Take every line that has the string "Correlation" and copy it out.
==== Records for this task
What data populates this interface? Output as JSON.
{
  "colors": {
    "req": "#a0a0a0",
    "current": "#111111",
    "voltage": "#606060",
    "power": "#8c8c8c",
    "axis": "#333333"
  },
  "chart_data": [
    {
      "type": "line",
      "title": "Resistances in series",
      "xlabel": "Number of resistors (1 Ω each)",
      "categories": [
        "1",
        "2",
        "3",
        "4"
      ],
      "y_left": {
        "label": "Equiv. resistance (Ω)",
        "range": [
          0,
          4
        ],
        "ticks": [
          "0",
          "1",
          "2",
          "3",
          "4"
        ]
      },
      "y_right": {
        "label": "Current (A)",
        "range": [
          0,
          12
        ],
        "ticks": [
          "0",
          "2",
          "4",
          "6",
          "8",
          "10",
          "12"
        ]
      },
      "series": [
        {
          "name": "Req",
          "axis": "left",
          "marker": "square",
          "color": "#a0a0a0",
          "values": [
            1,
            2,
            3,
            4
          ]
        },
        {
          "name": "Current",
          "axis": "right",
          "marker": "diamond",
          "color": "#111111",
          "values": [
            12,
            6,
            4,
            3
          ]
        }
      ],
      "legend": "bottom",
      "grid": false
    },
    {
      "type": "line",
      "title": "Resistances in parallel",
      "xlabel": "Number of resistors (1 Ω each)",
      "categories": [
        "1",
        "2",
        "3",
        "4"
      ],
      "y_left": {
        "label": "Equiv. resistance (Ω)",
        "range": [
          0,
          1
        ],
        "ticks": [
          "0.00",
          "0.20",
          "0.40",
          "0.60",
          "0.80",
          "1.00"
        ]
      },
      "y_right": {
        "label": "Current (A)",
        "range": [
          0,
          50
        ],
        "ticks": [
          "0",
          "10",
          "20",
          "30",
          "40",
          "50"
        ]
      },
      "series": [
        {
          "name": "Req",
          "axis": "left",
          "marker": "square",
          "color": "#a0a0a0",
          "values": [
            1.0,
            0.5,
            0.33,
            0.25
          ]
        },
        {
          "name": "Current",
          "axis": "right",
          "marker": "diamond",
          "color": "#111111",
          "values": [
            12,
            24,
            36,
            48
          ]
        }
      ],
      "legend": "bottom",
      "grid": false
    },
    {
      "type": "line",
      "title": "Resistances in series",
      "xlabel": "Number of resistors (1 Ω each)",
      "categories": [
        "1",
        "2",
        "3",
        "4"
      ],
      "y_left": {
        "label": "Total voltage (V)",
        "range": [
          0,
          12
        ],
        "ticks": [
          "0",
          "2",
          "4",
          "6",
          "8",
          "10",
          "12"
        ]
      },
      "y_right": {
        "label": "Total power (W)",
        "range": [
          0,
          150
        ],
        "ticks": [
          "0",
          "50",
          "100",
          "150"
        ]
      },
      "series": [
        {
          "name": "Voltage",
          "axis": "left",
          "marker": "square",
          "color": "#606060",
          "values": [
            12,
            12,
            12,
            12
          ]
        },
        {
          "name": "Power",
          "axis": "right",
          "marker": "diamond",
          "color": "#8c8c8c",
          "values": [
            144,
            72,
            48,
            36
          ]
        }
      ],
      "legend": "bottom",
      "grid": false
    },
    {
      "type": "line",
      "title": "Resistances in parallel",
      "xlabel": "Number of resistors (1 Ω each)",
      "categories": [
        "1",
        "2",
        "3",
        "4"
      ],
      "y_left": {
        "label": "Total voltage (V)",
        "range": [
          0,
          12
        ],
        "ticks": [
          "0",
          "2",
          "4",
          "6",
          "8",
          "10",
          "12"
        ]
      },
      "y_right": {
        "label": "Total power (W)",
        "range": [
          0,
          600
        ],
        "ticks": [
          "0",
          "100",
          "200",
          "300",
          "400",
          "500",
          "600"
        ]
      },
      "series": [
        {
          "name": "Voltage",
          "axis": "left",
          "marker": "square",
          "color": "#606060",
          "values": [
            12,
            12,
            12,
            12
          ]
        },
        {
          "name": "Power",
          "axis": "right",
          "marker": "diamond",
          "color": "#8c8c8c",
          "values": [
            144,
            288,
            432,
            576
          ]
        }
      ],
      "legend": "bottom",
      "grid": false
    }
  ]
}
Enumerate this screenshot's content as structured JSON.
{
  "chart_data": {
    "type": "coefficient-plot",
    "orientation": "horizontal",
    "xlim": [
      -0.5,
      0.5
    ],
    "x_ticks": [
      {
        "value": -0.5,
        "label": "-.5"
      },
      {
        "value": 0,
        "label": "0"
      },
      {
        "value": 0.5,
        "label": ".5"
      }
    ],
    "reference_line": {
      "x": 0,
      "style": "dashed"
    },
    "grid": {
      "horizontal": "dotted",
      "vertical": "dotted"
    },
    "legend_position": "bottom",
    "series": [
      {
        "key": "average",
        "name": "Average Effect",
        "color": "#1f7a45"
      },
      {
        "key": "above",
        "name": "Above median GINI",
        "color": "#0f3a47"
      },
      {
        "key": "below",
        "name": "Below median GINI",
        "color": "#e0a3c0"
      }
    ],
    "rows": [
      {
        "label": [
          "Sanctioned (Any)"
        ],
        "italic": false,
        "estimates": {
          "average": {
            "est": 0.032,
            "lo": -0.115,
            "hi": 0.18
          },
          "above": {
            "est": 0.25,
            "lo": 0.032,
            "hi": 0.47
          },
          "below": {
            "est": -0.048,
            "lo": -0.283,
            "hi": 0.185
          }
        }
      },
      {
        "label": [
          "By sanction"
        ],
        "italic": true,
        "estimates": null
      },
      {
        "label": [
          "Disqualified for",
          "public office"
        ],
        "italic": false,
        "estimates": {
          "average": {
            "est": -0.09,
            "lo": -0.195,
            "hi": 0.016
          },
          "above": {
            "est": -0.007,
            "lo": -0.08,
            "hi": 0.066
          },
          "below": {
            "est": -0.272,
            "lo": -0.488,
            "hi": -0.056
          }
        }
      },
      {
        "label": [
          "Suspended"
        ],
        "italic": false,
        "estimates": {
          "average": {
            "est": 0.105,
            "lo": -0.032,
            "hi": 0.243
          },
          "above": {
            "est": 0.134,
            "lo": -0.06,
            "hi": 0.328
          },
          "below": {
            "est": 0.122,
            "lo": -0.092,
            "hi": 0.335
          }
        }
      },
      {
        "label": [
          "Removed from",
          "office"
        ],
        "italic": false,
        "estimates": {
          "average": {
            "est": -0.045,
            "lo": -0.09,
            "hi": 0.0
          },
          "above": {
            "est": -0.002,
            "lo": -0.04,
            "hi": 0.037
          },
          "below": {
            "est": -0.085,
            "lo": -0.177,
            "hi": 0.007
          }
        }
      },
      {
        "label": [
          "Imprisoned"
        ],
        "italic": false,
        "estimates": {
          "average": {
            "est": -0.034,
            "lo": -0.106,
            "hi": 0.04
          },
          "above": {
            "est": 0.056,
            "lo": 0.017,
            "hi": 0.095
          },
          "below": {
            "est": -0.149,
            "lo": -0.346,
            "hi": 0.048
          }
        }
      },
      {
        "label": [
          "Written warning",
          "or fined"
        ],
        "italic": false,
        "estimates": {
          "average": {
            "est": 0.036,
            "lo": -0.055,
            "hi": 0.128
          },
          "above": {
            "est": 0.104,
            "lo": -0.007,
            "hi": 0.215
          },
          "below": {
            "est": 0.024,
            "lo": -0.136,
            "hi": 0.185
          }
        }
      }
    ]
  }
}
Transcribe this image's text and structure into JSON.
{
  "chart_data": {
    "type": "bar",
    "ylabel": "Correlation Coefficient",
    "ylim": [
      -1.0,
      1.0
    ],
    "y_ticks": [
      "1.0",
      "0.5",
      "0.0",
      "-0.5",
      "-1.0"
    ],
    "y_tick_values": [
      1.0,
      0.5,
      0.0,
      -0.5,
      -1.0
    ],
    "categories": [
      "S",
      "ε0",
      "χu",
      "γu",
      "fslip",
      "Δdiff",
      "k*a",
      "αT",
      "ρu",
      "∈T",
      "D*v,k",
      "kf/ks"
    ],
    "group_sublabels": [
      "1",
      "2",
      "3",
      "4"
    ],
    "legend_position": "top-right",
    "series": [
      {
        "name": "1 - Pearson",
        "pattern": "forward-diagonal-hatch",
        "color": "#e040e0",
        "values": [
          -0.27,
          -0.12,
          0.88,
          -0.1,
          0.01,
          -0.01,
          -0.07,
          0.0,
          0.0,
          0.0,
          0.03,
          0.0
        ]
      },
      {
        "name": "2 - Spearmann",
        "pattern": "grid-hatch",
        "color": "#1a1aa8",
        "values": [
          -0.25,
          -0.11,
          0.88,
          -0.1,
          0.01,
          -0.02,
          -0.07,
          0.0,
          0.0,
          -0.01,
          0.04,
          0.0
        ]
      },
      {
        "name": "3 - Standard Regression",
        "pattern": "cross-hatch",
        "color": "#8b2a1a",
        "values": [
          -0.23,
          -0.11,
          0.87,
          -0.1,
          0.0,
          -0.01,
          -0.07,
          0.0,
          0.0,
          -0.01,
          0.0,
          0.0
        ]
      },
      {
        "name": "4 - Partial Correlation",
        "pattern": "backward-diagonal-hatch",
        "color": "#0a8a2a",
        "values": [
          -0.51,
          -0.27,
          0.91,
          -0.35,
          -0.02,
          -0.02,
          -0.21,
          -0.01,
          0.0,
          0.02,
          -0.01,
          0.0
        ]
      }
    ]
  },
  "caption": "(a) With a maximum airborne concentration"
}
========
_Output of the exercise_
    "ylabel": "Correlation Coefficient",
        "name": "4 - Partial Correlation",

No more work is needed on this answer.